* Data for the task *
....................
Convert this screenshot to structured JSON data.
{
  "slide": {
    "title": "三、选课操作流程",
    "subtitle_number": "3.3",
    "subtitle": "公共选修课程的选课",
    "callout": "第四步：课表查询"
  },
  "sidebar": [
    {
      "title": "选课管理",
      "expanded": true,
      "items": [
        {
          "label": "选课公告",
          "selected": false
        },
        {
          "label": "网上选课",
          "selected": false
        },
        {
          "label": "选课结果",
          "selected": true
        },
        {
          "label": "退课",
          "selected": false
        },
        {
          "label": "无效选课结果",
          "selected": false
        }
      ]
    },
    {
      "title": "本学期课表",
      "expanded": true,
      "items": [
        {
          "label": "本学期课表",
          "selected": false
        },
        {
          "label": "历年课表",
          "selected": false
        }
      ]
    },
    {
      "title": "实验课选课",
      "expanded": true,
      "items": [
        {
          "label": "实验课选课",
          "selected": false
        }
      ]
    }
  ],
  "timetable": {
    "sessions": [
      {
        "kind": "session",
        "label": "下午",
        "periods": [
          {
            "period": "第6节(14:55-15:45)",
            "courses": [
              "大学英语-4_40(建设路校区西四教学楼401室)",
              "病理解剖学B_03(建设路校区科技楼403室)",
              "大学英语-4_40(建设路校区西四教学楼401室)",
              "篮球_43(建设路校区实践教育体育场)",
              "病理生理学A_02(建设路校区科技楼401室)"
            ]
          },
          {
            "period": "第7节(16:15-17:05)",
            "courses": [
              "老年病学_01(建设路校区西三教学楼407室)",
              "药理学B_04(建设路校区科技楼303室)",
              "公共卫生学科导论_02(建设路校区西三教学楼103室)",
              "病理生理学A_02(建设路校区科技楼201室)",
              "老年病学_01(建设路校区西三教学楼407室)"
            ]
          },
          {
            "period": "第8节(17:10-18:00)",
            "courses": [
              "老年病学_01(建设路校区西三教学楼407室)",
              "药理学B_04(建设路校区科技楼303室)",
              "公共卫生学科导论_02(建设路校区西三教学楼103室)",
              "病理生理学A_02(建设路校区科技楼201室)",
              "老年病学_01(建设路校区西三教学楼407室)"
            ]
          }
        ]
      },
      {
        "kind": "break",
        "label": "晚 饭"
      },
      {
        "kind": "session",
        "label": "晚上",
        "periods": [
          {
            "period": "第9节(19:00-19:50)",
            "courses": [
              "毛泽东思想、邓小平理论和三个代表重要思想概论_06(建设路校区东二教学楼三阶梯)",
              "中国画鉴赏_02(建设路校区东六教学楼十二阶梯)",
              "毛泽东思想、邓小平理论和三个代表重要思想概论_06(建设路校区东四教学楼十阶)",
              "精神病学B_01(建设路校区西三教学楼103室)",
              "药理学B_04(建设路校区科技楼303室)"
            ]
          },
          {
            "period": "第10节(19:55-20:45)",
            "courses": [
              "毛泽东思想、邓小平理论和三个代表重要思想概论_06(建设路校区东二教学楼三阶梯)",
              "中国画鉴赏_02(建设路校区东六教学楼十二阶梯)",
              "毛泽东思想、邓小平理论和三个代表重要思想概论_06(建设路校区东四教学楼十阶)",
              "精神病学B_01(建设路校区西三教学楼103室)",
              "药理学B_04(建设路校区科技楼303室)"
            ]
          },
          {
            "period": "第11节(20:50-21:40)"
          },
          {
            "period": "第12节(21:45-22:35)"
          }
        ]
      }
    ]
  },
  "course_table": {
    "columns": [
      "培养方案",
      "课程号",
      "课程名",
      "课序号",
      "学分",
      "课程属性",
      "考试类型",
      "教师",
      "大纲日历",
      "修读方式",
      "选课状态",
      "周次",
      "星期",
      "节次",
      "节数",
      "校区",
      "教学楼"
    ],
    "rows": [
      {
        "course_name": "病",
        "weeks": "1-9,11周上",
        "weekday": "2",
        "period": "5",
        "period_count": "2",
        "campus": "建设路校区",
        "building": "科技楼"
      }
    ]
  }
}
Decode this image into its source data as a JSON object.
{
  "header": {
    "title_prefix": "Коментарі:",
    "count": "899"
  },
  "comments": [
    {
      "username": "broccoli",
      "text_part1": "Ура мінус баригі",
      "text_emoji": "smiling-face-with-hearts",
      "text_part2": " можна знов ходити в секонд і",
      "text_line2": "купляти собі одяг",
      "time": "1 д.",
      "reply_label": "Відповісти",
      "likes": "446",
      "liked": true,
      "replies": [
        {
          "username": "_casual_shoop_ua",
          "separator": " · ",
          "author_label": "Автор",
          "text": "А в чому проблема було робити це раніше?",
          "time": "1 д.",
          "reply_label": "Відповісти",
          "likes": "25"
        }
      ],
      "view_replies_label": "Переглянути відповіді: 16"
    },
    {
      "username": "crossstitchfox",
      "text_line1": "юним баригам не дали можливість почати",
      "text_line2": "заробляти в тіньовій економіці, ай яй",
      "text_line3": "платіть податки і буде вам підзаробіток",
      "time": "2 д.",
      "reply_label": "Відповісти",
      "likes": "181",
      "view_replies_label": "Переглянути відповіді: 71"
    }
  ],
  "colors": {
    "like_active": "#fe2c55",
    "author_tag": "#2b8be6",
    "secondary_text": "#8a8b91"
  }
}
....................
* Exercise instructions *
Reproduce exactly the lines from the one with "Decode this image" through the end of the entries above, both ends included.

* Solution *
Decode this image into its source data as a JSON object.
{
  "header": {
    "title_prefix": "Коментарі:",
    "count": "899"
  },
  "comments": [
    {
      "username": "broccoli",
      "text_part1": "Ура мінус баригі",
      "text_emoji": "smiling-face-with-hearts",
      "text_part2": " можна знов ходити в секонд і",
      "text_line2": "купляти собі одяг",
      "time": "1 д.",
      "reply_label": "Відповісти",
      "likes": "446",
      "liked": true,
      "replies": [
        {
          "username": "_casual_shoop_ua",
          "separator": " · ",
          "author_label": "Автор",
          "text": "А в чому проблема було робити це раніше?",
          "time": "1 д.",
          "reply_label": "Відповісти",
          "likes": "25"
        }
      ],
      "view_replies_label": "Переглянути відповіді: 16"
    },
    {
      "username": "crossstitchfox",
      "text_line1": "юним баригам не дали можливість почати",
      "text_line2": "заробляти в тіньовій економіці, ай яй",
      "text_line3": "платіть податки і буде вам підзаробіток",
      "time": "2 д.",
      "reply_label": "Відповісти",
      "likes": "181",
      "view_replies_label": "Переглянути відповіді: 71"
    }
  ],
  "colors": {
    "like_active": "#fe2c55",
    "author_tag": "#2b8be6",
    "secondary_text": "#8a8b91"
  }
}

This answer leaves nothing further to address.